■ **What is required**
Look through the listing below and work out how many of its lines hold the word "Stellar". Give only the number.
========================================
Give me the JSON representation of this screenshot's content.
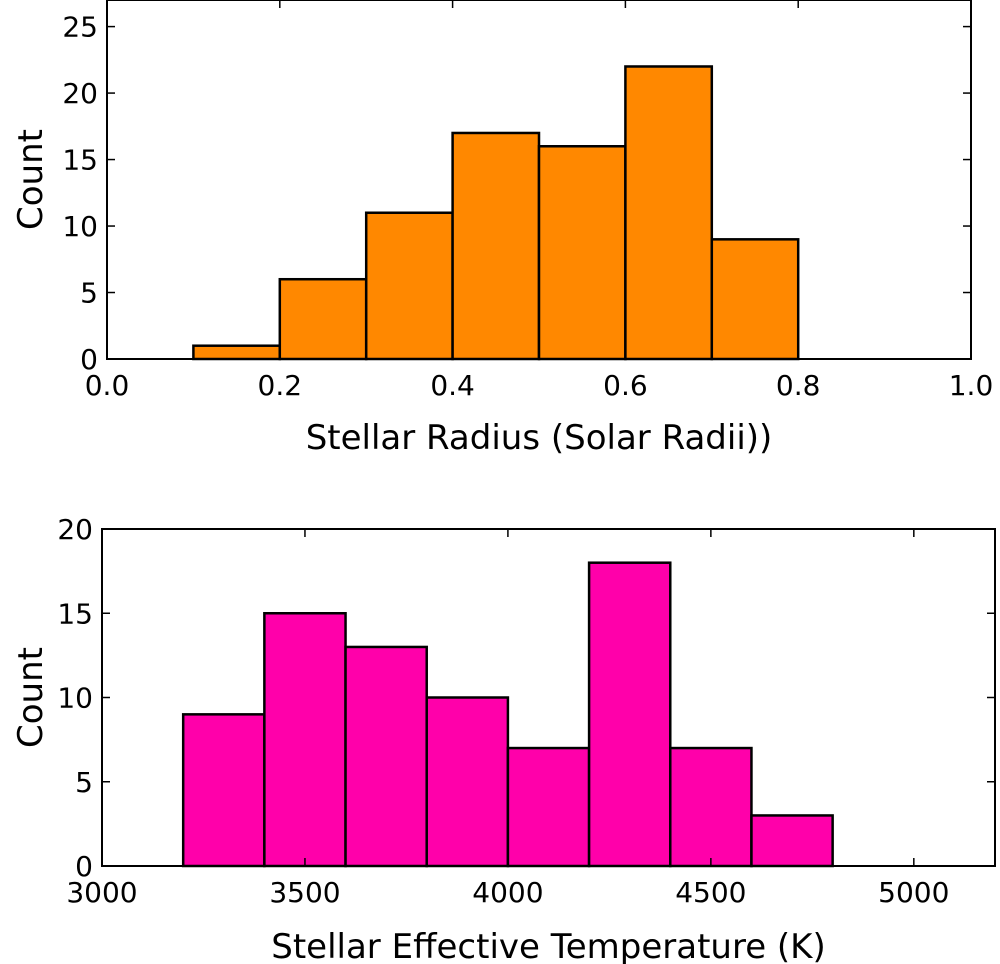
{
  "chart_data": [
    {
      "type": "bar",
      "title": "",
      "xlabel": "Stellar Radius (Solar Radii))",
      "ylabel": "Count",
      "xlim": [
        0.0,
        1.0
      ],
      "ylim": [
        0,
        27
      ],
      "xticks": [
        "0.0",
        "0.2",
        "0.4",
        "0.6",
        "0.8",
        "1.0"
      ],
      "xtick_values": [
        0.0,
        0.2,
        0.4,
        0.6,
        0.8,
        1.0
      ],
      "yticks": [
        "0",
        "5",
        "10",
        "15",
        "20",
        "25"
      ],
      "ytick_values": [
        0,
        5,
        10,
        15,
        20,
        25
      ],
      "bin_edges": [
        0.1,
        0.2,
        0.3,
        0.4,
        0.5,
        0.6,
        0.7,
        0.8
      ],
      "values": [
        1,
        6,
        11,
        17,
        16,
        22,
        9
      ],
      "color": "#ff8800",
      "grid": false
    },
    {
      "type": "bar",
      "title": "",
      "xlabel": "Stellar Effective Temperature (K)",
      "ylabel": "Count",
      "xlim": [
        3000,
        5200
      ],
      "ylim": [
        0,
        20
      ],
      "xticks": [
        "3000",
        "3500",
        "4000",
        "4500",
        "5000"
      ],
      "xtick_values": [
        3000,
        3500,
        4000,
        4500,
        5000
      ],
      "yticks": [
        "0",
        "5",
        "10",
        "15",
        "20"
      ],
      "ytick_values": [
        0,
        5,
        10,
        15,
        20
      ],
      "bin_edges": [
        3200,
        3400,
        3600,
        3800,
        4000,
        4200,
        4400,
        4600,
        4800
      ],
      "values": [
        9,
        15,
        13,
        10,
        7,
        18,
        7,
        3
      ],
      "color": "#ff00aa",
      "grid": false
    }
  ]
}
========================================
■ **Output of the task**
2